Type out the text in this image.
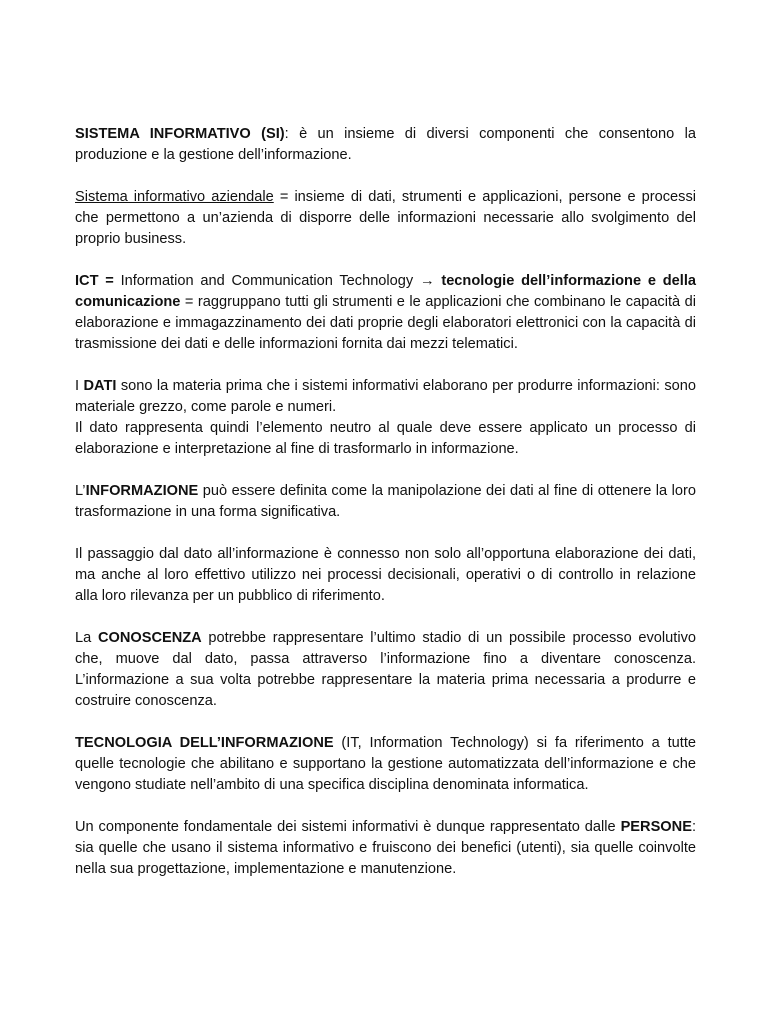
SISTEMA INFORMATIVO (SI): è un insieme di diversi componenti che consentono la produzione e la gestione dell’informazione.

Sistema informativo aziendale = insieme di dati, strumenti e applicazioni, persone e processi che permettono a un’azienda di disporre delle informazioni necessarie allo svolgimento del proprio business.

ICT = Information and Communication Technology → tecnologie dell’informazione e della comunicazione = raggruppano tutti gli strumenti e le applicazioni che combinano le capacità di elaborazione e immagazzinamento dei dati proprie degli elaboratori elettronici con la capacità di trasmissione dei dati e delle informazioni fornita dai mezzi telematici.

I DATI sono la materia prima che i sistemi informativi elaborano per produrre informazioni: sono materiale grezzo, come parole e numeri.
Il dato rappresenta quindi l’elemento neutro al quale deve essere applicato un processo di elaborazione e interpretazione al fine di trasformarlo in informazione.

L’INFORMAZIONE può essere definita come la manipolazione dei dati al fine di ottenere la loro trasformazione in una forma significativa.

Il passaggio dal dato all’informazione è connesso non solo all’opportuna elaborazione dei dati, ma anche al loro effettivo utilizzo nei processi decisionali, operativi o di controllo in relazione alla loro rilevanza per un pubblico di riferimento.

La CONOSCENZA potrebbe rappresentare l’ultimo stadio di un possibile processo evolutivo che, muove dal dato, passa attraverso l’informazione fino a diventare conoscenza. L’informazione a sua volta potrebbe rappresentare la materia prima necessaria a produrre e costruire conoscenza.

TECNOLOGIA DELL’INFORMAZIONE (IT, Information Technology) si fa riferimento a tutte quelle tecnologie che abilitano e supportano la gestione automatizzata dell’informazione e che vengono studiate nell’ambito di una specifica disciplina denominata informatica.

Un componente fondamentale dei sistemi informativi è dunque rappresentato dalle PERSONE: sia quelle che usano il sistema informativo e fruiscono dei benefici (utenti), sia quelle coinvolte nella sua progettazione, implementazione e manutenzione.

### Job
Return every line in the listing that contains the word "fine".

### Correct result
Il dato rappresenta quindi l’elemento neutro al quale deve essere applicato un processo di elaborazione e interpretazione al fine di trasformarlo in informazione.
L’INFORMAZIONE può essere definita come la manipolazione dei dati al fine di ottenere la loro trasformazione in una forma significativa.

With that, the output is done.